## ENTRÉES AFFICHÉES
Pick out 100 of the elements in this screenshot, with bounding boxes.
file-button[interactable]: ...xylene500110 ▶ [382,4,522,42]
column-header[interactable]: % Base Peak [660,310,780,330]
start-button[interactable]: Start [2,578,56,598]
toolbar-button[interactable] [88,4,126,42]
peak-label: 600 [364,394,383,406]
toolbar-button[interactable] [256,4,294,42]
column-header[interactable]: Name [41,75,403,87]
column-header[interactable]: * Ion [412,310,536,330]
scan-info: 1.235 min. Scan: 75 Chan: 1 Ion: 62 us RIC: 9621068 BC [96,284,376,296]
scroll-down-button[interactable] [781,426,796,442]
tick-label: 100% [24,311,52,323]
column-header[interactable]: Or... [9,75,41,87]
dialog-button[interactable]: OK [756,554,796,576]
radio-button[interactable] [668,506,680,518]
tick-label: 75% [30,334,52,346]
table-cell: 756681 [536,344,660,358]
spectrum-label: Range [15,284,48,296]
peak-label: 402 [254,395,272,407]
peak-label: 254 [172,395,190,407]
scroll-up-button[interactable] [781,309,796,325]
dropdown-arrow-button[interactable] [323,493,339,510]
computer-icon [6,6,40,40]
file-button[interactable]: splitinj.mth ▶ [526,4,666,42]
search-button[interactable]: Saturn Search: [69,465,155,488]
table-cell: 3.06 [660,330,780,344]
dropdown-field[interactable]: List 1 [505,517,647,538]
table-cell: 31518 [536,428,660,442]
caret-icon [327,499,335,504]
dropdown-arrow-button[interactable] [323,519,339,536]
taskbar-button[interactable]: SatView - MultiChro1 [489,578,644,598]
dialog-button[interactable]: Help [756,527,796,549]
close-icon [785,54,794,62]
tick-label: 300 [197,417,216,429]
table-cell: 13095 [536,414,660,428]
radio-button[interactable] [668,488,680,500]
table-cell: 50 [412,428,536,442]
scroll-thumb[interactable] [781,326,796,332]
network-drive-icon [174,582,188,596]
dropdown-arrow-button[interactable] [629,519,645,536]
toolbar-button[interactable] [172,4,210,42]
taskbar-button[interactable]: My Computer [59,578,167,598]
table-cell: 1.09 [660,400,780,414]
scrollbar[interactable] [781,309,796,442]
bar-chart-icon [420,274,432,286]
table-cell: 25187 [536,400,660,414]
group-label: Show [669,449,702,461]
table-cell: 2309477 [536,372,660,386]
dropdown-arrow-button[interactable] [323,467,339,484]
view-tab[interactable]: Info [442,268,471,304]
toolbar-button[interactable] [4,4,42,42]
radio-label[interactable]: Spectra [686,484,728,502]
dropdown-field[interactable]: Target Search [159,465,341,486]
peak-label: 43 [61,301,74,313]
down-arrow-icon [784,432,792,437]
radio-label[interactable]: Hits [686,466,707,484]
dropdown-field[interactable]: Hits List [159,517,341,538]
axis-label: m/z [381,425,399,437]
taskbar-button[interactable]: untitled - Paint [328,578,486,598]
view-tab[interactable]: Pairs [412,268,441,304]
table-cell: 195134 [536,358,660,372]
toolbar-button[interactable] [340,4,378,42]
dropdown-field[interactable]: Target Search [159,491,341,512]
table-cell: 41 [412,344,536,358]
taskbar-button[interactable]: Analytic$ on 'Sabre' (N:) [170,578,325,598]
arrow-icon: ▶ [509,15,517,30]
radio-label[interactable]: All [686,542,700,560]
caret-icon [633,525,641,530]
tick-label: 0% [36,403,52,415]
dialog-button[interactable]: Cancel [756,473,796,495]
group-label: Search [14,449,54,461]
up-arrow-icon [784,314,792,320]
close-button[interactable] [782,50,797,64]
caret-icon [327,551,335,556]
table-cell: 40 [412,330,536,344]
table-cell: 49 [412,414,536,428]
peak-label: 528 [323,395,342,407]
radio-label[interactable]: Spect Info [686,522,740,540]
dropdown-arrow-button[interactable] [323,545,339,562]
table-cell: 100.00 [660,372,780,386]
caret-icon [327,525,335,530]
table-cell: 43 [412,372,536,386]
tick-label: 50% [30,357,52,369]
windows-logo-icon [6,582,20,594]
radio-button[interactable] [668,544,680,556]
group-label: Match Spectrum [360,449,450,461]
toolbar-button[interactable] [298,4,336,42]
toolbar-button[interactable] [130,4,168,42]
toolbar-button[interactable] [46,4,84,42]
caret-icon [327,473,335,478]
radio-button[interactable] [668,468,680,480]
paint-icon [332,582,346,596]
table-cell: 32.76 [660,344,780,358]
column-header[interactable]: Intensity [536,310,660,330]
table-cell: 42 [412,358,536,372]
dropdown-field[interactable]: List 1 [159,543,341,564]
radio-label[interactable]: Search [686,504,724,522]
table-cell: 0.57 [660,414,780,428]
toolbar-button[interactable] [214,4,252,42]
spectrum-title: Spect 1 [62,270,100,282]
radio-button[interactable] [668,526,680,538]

## CONSIGNES
Mets à jour les entrées, du début jusqu'à la ligne contenant « column-header[interactable]: Name [41,75,403,87] » incluse, en remplaçant « Base Peak » par « Pic de base ». Recopie ces lignes sans rien modifier d'autre.

## RÉSULTAT ATTENDU
Pick out 100 of the elements in this screenshot, with bounding boxes.
file-button[interactable]: ...xylene500110 ▶ [382,4,522,42]
column-header[interactable]: % Pic de base [660,310,780,330]
start-button[interactable]: Start [2,578,56,598]
toolbar-button[interactable] [88,4,126,42]
peak-label: 600 [364,394,383,406]
toolbar-button[interactable] [256,4,294,42]
column-header[interactable]: Name [41,75,403,87]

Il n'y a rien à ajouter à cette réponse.